Part of a data file
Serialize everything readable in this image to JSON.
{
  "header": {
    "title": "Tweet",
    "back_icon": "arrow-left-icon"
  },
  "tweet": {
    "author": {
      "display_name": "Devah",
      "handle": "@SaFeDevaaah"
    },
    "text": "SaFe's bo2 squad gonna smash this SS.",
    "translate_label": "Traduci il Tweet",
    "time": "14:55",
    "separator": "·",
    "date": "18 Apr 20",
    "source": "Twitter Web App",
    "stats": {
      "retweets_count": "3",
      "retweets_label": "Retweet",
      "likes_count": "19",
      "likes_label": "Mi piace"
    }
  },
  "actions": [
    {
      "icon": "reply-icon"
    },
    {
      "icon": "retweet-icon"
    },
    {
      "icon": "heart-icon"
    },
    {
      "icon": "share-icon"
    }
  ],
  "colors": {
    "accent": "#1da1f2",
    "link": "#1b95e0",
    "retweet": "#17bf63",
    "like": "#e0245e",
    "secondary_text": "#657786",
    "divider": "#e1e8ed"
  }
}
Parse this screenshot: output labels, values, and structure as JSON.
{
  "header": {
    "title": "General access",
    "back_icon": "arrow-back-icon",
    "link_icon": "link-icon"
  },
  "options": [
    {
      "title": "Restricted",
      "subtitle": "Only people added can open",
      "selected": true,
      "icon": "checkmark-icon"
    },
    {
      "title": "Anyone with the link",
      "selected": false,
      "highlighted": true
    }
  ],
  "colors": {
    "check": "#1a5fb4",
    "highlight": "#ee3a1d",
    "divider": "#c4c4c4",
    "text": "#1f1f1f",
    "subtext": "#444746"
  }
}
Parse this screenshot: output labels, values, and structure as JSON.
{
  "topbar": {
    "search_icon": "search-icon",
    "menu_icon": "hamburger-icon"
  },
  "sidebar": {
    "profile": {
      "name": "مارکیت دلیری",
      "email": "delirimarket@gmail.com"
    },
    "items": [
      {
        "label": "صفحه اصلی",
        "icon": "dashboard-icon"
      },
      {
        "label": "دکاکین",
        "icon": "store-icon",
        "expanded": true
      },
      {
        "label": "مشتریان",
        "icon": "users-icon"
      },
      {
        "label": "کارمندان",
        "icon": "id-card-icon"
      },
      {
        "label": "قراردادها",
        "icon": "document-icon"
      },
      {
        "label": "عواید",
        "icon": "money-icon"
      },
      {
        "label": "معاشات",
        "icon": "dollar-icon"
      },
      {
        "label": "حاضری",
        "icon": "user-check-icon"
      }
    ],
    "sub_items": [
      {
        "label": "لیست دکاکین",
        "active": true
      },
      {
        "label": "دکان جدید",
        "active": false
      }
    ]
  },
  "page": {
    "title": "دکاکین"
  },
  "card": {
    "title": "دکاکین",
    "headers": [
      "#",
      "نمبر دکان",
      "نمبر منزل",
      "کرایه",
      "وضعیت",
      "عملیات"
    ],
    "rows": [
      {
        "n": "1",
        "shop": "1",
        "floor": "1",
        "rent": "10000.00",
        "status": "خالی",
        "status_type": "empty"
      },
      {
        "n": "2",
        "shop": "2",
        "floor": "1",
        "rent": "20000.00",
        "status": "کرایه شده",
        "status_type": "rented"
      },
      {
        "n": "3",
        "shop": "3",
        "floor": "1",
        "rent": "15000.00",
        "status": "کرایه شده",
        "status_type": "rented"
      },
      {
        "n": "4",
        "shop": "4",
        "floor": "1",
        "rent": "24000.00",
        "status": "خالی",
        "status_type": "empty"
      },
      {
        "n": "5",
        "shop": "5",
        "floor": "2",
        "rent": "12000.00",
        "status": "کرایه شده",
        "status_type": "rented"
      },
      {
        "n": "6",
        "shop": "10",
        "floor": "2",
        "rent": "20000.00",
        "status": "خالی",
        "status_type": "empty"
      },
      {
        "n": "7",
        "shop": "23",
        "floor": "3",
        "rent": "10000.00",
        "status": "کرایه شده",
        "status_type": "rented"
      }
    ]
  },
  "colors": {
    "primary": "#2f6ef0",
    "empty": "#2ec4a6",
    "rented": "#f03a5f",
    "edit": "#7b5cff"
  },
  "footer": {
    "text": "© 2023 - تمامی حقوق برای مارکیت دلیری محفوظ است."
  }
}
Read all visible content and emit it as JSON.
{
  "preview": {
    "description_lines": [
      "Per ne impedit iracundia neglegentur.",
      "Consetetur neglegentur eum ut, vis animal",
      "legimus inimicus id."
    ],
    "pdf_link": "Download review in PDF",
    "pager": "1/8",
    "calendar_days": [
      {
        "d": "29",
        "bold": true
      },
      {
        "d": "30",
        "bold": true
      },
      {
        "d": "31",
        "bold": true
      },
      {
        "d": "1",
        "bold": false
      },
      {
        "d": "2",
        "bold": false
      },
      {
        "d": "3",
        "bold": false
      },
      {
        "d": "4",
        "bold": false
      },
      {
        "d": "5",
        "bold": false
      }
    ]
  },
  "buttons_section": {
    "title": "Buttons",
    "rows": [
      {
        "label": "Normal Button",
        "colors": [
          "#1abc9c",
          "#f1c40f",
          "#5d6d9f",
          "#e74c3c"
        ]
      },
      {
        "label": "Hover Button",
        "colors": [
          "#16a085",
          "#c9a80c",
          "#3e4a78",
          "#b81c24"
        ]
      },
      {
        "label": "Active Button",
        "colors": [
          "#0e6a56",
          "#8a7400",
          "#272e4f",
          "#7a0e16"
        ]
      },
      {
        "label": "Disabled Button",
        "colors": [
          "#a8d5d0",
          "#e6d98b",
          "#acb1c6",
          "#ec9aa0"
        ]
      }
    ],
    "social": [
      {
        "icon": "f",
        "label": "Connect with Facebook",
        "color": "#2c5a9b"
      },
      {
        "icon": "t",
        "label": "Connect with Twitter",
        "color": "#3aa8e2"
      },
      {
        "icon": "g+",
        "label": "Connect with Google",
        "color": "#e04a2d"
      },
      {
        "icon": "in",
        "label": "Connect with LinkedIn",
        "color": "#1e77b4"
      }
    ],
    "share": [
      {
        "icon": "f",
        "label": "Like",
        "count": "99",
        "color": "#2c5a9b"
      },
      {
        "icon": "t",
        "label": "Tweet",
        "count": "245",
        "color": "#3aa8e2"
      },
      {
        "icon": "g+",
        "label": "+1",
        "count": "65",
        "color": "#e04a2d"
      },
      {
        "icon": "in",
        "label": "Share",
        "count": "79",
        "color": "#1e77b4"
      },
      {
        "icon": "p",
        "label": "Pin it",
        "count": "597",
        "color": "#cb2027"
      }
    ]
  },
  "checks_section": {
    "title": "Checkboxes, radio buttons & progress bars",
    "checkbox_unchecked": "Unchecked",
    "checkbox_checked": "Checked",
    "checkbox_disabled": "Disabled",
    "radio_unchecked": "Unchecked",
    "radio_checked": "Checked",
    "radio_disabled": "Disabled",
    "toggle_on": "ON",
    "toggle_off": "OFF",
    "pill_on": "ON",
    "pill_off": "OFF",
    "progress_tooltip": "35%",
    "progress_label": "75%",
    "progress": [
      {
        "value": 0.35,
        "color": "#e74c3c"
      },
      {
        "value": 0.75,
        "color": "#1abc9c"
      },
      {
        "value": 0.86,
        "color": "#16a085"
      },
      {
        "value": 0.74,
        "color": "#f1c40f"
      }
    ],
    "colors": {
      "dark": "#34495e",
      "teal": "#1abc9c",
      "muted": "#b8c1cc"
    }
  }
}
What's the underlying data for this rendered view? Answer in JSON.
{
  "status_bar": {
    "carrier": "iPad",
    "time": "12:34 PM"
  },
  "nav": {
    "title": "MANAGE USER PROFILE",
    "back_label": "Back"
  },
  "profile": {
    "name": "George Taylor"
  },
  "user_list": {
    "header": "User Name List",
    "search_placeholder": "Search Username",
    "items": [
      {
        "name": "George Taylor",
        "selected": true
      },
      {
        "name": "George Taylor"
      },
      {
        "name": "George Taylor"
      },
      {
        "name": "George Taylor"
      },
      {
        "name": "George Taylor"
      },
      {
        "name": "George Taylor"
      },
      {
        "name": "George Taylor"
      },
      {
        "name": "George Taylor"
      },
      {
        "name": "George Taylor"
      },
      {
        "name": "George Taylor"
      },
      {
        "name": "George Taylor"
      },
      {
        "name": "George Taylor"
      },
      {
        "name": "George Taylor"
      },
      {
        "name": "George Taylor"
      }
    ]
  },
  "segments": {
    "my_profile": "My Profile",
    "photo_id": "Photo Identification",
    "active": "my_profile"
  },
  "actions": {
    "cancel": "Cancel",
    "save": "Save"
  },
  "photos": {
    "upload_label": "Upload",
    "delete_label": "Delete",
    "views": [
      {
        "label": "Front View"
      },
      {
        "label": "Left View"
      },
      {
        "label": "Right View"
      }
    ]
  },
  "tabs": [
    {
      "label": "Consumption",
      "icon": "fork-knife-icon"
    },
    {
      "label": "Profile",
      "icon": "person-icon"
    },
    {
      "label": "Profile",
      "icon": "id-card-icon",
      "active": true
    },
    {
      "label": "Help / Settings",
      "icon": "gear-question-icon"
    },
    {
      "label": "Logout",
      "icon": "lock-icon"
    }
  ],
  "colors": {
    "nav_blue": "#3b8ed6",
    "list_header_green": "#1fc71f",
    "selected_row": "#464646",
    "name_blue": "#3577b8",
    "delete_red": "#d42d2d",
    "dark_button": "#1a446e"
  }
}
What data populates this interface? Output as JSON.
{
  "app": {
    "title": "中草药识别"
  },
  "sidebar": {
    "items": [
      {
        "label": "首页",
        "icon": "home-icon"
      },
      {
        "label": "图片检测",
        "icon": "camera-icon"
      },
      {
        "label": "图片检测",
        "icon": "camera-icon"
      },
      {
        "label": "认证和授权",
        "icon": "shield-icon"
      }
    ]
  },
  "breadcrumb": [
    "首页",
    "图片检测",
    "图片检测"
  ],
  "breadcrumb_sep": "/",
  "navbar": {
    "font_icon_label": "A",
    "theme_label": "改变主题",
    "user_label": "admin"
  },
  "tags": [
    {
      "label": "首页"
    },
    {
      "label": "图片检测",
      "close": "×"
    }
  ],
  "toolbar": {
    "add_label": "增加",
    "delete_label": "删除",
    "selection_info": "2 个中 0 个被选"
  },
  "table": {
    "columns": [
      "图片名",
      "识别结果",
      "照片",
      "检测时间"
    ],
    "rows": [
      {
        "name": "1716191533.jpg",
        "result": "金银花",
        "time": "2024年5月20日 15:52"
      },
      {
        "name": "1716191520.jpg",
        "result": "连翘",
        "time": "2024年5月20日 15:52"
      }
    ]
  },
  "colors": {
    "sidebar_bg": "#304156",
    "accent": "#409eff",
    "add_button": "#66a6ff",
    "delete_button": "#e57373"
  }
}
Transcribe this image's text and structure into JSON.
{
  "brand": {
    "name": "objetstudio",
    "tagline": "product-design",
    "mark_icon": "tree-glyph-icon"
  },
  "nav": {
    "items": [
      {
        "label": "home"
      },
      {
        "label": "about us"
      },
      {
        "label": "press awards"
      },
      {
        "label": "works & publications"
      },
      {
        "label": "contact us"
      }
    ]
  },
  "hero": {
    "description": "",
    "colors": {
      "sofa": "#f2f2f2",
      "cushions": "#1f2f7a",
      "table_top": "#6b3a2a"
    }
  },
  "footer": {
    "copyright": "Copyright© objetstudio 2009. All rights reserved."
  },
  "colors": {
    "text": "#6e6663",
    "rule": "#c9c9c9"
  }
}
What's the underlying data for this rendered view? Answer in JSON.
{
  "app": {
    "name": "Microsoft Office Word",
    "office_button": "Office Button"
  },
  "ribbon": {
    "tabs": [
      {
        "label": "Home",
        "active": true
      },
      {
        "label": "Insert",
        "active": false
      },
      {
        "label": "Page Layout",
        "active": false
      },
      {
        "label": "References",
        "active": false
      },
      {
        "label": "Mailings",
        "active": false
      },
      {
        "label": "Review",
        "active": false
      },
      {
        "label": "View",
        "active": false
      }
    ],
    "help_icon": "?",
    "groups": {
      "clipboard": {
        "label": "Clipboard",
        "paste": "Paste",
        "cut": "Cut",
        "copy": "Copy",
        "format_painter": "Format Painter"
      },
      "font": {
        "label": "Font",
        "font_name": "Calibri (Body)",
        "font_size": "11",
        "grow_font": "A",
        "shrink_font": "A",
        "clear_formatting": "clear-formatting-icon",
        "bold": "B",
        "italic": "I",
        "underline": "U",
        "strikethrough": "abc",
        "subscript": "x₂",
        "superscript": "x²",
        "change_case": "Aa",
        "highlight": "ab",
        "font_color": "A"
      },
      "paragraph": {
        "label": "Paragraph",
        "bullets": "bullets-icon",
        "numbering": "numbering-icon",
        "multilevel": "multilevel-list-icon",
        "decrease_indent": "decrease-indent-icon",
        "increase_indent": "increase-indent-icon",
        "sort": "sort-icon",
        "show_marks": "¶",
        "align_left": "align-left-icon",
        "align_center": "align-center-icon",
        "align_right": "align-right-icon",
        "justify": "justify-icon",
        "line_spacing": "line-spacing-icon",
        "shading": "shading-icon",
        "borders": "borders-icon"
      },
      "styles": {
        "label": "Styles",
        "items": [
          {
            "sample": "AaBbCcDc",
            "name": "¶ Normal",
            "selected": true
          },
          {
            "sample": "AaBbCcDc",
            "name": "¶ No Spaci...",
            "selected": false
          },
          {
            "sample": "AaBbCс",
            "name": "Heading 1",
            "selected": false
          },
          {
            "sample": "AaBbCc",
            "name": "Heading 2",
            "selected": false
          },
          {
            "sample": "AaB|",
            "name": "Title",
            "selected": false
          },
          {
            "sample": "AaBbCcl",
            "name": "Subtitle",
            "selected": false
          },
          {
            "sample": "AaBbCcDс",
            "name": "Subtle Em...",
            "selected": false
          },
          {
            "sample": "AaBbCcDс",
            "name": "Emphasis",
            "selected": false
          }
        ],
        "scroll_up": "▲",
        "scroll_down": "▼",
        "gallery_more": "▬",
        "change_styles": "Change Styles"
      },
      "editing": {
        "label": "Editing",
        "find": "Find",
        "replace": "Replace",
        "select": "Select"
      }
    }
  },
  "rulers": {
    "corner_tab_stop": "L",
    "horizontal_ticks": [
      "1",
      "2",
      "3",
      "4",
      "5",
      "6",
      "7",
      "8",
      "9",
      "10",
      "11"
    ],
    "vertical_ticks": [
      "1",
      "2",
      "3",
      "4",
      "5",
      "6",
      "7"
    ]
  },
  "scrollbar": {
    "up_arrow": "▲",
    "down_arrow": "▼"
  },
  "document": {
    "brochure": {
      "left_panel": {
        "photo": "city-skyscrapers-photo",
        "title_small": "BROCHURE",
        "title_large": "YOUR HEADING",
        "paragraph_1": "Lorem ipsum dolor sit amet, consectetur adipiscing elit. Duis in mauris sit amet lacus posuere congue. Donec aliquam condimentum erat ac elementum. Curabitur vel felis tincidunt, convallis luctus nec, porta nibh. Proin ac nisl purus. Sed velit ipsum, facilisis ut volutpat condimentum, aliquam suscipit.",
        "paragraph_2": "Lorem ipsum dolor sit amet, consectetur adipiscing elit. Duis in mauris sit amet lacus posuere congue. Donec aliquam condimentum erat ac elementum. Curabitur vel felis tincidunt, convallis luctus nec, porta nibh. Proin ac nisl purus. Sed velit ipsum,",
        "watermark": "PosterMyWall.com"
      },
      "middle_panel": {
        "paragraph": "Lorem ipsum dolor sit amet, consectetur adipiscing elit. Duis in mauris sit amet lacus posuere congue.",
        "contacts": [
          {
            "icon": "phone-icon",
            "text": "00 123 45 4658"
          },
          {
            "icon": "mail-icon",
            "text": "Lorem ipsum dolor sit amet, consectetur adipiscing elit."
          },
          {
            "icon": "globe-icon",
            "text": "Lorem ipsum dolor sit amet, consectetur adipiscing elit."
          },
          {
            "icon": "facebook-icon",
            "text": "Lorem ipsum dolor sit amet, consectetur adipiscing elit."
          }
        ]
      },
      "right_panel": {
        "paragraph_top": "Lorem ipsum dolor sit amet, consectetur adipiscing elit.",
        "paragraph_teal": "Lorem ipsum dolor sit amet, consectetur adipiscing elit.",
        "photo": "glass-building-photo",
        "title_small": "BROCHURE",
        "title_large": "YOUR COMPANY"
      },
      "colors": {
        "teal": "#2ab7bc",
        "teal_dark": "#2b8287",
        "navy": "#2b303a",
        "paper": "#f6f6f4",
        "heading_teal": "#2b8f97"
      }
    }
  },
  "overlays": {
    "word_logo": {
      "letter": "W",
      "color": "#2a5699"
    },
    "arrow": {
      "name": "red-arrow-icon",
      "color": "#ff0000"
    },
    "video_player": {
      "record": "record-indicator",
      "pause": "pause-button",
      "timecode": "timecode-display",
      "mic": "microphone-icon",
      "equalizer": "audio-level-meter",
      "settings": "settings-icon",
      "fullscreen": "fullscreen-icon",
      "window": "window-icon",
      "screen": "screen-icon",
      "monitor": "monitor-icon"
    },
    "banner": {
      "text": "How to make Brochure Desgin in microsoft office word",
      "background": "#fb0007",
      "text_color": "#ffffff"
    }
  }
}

→ The task:
Select from the material above each line in which the string "Duis" appears, and list those lines.

→ Expected answer:
        "paragraph_1": "Lorem ipsum dolor sit amet, consectetur adipiscing elit. Duis in mauris sit amet lacus posuere congue. Donec aliquam condimentum erat ac elementum. Curabitur vel felis tincidunt, convallis luctus nec, porta nibh. Proin ac nisl purus. Sed velit ipsum, facilisis ut volutpat condimentum, aliquam suscipit.",
        "paragraph_2": "Lorem ipsum dolor sit amet, consectetur adipiscing elit. Duis in mauris sit amet lacus posuere congue. Donec aliquam condimentum erat ac elementum. Curabitur vel felis tincidunt, convallis luctus nec, porta nibh. Proin ac nisl purus. Sed velit ipsum,",
        "paragraph": "Lorem ipsum dolor sit amet, consectetur adipiscing elit. Duis in mauris sit amet lacus posuere congue.",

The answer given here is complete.